## To do
Could you write the next part of the M5 rolling-prediction notebook below, picking up from its last line?

───── Text to read

# M5 Forcasting - Rolling Prediction

Xiao Song

<https://xsong.ltd/en>     
[Kaggle profile](https://www.kaggle.com/rikdifos/)

This notebook is forked from [M5 First Public Notebook Under 0.50](https://www.kaggle.com/kneroma/m5-first-public-notebook-under-0-50), thanks to the author [kkiller](https://www.kaggle.com/kneroma)!

I modified several places to make it more general to predicting test set.

This notebook will output a 'submission4.csv' file.


In [1]:
import warnings
warnings.filterwarnings('ignore')
from  datetime import datetime, timedelta
pd.set_option('display.max_columns', 500)
pd.set_option('display.max_rows', 500)
import gc
import numpy as np
import pandas as pd
import lightgbm as lgb

In [2]:
CAL_DTYPES={"event_name_1": "category", "event_name_2": "category", "event_type_1": "category", 
         "event_type_2": "category", "weekday": "category", 'wm_yr_wk': 'int16', "wday": "int16",
        "month": "int16", "year": "int16", "snap_CA": "float32", 'snap_TX': 'float32', 'snap_WI': 'float32' }
PRICE_DTYPES = {"store_id": "category", "item_id": "category", "wm_yr_wk": "int16","sell_price":"float32" }

In [4]:
h = 28 
max_lags = 57
tr_last = 1941
fday = datetime(2016,5, 23) 
fday

datetime.datetime(2016, 5, 23, 0, 0)

──────────
───── Material shown

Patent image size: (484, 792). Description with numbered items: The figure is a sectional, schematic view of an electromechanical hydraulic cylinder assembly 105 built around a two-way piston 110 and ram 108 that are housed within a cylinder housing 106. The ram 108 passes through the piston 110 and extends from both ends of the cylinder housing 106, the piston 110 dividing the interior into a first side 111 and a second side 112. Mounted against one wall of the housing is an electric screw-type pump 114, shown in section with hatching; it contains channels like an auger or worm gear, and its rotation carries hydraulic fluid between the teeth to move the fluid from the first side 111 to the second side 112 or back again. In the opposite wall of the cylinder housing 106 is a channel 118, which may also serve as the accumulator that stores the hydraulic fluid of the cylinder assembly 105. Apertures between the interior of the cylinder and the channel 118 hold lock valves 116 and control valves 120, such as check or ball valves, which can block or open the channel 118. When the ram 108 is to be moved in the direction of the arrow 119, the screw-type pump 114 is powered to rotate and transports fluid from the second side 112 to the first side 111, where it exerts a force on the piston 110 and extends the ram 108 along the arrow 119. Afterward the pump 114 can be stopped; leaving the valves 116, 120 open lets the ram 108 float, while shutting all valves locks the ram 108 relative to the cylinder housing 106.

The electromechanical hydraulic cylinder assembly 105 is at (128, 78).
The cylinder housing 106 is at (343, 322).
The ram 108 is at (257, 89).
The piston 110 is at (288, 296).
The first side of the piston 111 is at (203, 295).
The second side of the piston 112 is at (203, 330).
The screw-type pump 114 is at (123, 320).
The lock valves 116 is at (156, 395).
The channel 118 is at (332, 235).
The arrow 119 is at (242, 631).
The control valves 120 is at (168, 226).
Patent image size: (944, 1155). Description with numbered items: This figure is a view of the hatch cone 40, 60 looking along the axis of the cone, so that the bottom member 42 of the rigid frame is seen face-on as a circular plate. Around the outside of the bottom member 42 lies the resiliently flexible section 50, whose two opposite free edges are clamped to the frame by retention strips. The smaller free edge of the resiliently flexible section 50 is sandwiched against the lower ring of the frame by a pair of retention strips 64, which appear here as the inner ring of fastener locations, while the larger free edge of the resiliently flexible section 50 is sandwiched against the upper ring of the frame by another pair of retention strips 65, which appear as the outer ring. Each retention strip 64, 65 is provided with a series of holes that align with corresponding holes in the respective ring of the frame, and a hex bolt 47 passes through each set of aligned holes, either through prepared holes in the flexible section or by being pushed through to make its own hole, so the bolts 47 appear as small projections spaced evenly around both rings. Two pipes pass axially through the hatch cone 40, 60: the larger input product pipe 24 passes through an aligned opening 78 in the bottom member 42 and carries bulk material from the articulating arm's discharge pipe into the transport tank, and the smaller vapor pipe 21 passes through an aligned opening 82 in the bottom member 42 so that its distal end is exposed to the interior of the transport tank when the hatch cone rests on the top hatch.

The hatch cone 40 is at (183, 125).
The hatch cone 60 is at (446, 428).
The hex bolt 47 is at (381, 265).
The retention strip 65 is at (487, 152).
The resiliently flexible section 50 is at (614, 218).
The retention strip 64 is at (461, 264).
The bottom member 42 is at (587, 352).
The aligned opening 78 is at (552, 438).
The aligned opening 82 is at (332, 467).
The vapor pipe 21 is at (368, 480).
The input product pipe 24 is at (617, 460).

──────────

## Reply
In [5]:
def reduce_mem_usage(df, verbose=True):
    numerics = ['int16', 'int32', 'int64', 'float16', 'float32', 'float64']
    start_mem = df.memory_usage().sum() / 1024**2    
    for col in df.columns:
        col_type = df[col].dtypes
        if col_type in numerics:
            c_min = df[col].min()
            c_max = df[col].max()
            if str(col_type)[:3] == 'int':
                if c_min > np.iinfo(np.int8).min and c_max < np.iinfo(np.int8).max:
                    df[col] = df[col].astype(np.int8)
                elif c_min > np.iinfo(np.int16).min and c_max < np.iinfo(np.int16).max:
                    df[col] = df[col].astype(np.int16)
                elif c_min > np.iinfo(np.int32).min and c_max < np.iinfo(np.int32).max:
                    df[col] = df[col].astype(np.int32)
                elif c_min > np.iinfo(np.int64).min and c_max < np.iinfo(np.int64).max:
                    df[col] = df[col].astype(np.int64)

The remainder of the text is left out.